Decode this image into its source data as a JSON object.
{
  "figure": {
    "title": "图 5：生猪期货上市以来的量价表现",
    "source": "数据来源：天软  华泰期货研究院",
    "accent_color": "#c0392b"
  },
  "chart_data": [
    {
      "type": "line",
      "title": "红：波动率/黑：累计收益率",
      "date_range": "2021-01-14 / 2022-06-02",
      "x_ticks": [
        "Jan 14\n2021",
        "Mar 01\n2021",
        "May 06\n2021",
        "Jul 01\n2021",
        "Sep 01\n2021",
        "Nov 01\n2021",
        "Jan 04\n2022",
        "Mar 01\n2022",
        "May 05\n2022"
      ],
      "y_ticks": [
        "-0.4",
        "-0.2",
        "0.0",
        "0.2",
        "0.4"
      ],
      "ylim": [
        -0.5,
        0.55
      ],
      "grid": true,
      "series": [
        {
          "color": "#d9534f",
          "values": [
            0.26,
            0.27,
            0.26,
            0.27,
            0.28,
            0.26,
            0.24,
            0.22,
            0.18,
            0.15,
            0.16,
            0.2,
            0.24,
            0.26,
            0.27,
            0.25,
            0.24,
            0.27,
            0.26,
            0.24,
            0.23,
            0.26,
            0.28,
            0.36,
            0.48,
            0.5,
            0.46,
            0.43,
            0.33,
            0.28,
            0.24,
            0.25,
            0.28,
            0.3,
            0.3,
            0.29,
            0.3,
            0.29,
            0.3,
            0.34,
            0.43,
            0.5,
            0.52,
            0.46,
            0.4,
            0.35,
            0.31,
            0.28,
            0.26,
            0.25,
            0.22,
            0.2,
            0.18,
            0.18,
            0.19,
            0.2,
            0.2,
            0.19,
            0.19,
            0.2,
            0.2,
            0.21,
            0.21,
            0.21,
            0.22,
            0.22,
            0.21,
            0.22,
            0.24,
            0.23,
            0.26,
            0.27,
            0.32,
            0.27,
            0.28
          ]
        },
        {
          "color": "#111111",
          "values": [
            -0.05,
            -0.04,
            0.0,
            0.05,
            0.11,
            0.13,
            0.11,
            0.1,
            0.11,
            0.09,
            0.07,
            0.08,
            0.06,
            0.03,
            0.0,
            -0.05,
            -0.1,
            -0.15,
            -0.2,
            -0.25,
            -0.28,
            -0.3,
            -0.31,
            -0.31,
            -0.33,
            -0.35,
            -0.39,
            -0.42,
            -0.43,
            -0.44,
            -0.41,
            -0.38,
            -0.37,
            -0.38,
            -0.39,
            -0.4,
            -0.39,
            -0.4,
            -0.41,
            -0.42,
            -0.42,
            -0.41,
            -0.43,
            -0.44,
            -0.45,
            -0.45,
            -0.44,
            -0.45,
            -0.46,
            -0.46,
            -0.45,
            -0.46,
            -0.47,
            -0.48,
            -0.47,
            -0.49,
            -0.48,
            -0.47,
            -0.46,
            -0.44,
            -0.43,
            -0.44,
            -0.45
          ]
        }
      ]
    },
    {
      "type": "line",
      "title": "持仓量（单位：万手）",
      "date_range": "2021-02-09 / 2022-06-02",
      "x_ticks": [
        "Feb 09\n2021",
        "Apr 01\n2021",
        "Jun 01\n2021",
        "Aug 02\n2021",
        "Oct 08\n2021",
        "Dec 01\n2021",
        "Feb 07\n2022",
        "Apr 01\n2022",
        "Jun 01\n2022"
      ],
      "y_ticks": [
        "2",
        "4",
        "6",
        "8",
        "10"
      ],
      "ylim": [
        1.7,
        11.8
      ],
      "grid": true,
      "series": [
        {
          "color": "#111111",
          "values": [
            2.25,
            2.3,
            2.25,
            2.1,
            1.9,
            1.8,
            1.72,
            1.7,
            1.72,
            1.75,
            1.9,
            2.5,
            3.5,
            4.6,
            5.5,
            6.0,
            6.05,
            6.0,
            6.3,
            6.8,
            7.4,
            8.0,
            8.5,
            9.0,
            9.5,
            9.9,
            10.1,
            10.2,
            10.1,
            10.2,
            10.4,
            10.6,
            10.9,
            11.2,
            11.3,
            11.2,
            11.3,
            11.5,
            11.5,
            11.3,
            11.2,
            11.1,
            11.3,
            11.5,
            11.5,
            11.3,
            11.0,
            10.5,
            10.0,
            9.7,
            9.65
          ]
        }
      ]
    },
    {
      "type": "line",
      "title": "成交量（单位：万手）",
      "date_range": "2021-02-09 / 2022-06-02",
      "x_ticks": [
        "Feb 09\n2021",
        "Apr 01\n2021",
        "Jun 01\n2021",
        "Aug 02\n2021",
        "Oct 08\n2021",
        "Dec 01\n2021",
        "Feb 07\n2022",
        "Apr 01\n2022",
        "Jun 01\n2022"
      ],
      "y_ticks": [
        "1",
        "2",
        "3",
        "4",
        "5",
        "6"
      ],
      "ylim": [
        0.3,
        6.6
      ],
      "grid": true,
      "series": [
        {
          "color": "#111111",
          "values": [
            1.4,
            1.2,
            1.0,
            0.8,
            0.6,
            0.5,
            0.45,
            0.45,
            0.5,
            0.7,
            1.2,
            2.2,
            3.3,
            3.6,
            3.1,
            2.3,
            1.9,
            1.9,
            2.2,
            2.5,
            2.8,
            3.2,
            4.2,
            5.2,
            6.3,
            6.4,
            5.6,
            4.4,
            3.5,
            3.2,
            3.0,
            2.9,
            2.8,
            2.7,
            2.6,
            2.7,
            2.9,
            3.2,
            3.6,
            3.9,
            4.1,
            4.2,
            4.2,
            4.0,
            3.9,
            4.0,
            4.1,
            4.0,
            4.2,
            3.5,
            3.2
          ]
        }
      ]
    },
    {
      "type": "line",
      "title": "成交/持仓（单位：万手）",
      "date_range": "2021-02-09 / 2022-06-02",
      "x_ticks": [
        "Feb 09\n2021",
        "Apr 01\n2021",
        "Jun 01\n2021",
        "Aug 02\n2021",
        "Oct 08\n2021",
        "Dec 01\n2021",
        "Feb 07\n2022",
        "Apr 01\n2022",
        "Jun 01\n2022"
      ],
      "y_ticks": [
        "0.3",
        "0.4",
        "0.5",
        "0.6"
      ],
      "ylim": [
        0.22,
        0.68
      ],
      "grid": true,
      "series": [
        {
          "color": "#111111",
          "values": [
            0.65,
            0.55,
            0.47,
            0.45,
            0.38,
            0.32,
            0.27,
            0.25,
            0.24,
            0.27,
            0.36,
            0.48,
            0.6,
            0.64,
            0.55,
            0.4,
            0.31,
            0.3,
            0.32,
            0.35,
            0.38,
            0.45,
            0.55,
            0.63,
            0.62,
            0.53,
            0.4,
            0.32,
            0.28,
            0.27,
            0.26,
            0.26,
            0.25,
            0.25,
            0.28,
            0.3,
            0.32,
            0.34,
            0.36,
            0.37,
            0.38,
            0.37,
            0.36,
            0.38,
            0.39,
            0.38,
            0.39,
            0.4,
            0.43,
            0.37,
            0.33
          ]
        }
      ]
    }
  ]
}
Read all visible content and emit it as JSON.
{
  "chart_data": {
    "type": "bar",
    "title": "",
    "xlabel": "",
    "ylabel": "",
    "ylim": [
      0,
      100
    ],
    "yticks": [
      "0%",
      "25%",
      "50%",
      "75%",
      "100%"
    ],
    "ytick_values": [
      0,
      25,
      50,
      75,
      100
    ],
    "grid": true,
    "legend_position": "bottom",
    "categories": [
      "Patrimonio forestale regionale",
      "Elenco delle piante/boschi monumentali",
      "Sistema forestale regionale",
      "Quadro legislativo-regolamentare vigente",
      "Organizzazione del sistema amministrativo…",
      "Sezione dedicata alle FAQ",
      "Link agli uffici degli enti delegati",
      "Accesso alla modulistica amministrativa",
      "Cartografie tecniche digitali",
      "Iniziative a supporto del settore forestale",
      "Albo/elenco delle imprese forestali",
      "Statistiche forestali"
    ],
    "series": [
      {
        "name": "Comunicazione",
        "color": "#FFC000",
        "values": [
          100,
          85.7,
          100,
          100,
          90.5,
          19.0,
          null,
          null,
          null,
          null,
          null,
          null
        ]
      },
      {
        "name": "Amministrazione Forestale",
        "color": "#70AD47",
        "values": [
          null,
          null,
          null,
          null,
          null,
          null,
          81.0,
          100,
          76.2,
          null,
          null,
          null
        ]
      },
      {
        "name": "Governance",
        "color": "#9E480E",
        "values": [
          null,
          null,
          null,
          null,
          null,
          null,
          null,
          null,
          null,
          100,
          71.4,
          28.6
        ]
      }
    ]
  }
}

◆ PROBLEM ◆
Keep only those lines of the records that hold "delle", and return them.

◆ RESPONSE TO THE EXERCISE ◆
      "Elenco delle piante/boschi monumentali",
      "Albo/elenco delle imprese forestali",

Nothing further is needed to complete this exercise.